> Extracted entries

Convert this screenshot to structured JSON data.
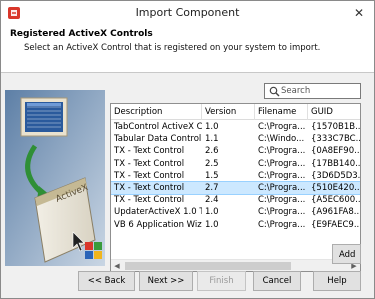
{
  "window": {
    "title": "Import Component",
    "close_glyph": "✕",
    "app_icon": "component-import-icon"
  },
  "header": {
    "title": "Registered ActiveX Controls",
    "subtitle": "Select an ActiveX Control that is registered on your system to import."
  },
  "illustration": {
    "label": "ActiveX"
  },
  "search": {
    "placeholder": "Search",
    "value": ""
  },
  "grid": {
    "columns": [
      "Description",
      "Version",
      "Filename",
      "GUID"
    ],
    "rows": [
      {
        "description": "TabControl ActiveX Co...",
        "version": "1.0",
        "filename": "C:\\Progra...",
        "guid": "{1570B1B..."
      },
      {
        "description": "Tabular Data Control ...",
        "version": "1.1",
        "filename": "C:\\Windo...",
        "guid": "{333C7BC..."
      },
      {
        "description": "TX - Text Control",
        "version": "2.6",
        "filename": "C:\\Progra...",
        "guid": "{0A8EF90..."
      },
      {
        "description": "TX - Text Control",
        "version": "2.5",
        "filename": "C:\\Progra...",
        "guid": "{17BB140..."
      },
      {
        "description": "TX - Text Control",
        "version": "1.5",
        "filename": "C:\\Progra...",
        "guid": "{3D6D5D3..."
      },
      {
        "description": "TX - Text Control",
        "version": "2.7",
        "filename": "C:\\Progra...",
        "guid": "{510E420..."
      },
      {
        "description": "TX - Text Control",
        "version": "2.4",
        "filename": "C:\\Progra...",
        "guid": "{A5EC600..."
      },
      {
        "description": "UpdaterActiveX 1.0 T...",
        "version": "1.0",
        "filename": "C:\\Progra...",
        "guid": "{A961FA8..."
      },
      {
        "description": "VB 6 Application Wizard",
        "version": "1.0",
        "filename": "C:\\Progra...",
        "guid": "{E9FAEC9..."
      }
    ],
    "selected_index": 5
  },
  "buttons": {
    "add": "Add",
    "back": "<< Back",
    "next": "Next >>",
    "finish": "Finish",
    "cancel": "Cancel",
    "help": "Help"
  },
  "colors": {
    "selection": "#cce8ff",
    "selection_border": "#99d1ff",
    "dialog_bg": "#f0f0f0"
  }
}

> Requirement
Exactly reproduce the entries above, minus the pictures.

> Task answer
Convert this screenshot to structured JSON data.
{
  "window": {
    "title": "Import Component",
    "close_glyph": "✕",
    "app_icon": "component-import-icon"
  },
  "header": {
    "title": "Registered ActiveX Controls",
    "subtitle": "Select an ActiveX Control that is registered on your system to import."
  },
  "illustration": {
    "label": "ActiveX"
  },
  "search": {
    "placeholder": "Search",
    "value": ""
  },
  "grid": {
    "columns": [
      "Description",
      "Version",
      "Filename",
      "GUID"
    ],
    "rows": [
      {
        "description": "TabControl ActiveX Co...",
        "version": "1.0",
        "filename": "C:\\Progra...",
        "guid": "{1570B1B..."
      },
      {
        "description": "Tabular Data Control ...",
        "version": "1.1",
        "filename": "C:\\Windo...",
        "guid": "{333C7BC..."
      },
      {
        "description": "TX - Text Control",
        "version": "2.6",
        "filename": "C:\\Progra...",
        "guid": "{0A8EF90..."
      },
      {
        "description": "TX - Text Control",
        "version": "2.5",
        "filename": "C:\\Progra...",
        "guid": "{17BB140..."
      },
      {
        "description": "TX - Text Control",
        "version": "1.5",
        "filename": "C:\\Progra...",
        "guid": "{3D6D5D3..."
      },
      {
        "description": "TX - Text Control",
        "version": "2.7",
        "filename": "C:\\Progra...",
        "guid": "{510E420..."
      },
      {
        "description": "TX - Text Control",
        "version": "2.4",
        "filename": "C:\\Progra...",
        "guid": "{A5EC600..."
      },
      {
        "description": "UpdaterActiveX 1.0 T...",
        "version": "1.0",
        "filename": "C:\\Progra...",
        "guid": "{A961FA8..."
      },
      {
        "description": "VB 6 Application Wizard",
        "version": "1.0",
        "filename": "C:\\Progra...",
        "guid": "{E9FAEC9..."
      }
    ],
    "selected_index": 5
  },
  "buttons": {
    "add": "Add",
    "back": "<< Back",
    "next": "Next >>",
    "finish": "Finish",
    "cancel": "Cancel",
    "help": "Help"
  },
  "colors": {
    "selection": "#cce8ff",
    "selection_border": "#99d1ff",
    "dialog_bg": "#f0f0f0"
  }
}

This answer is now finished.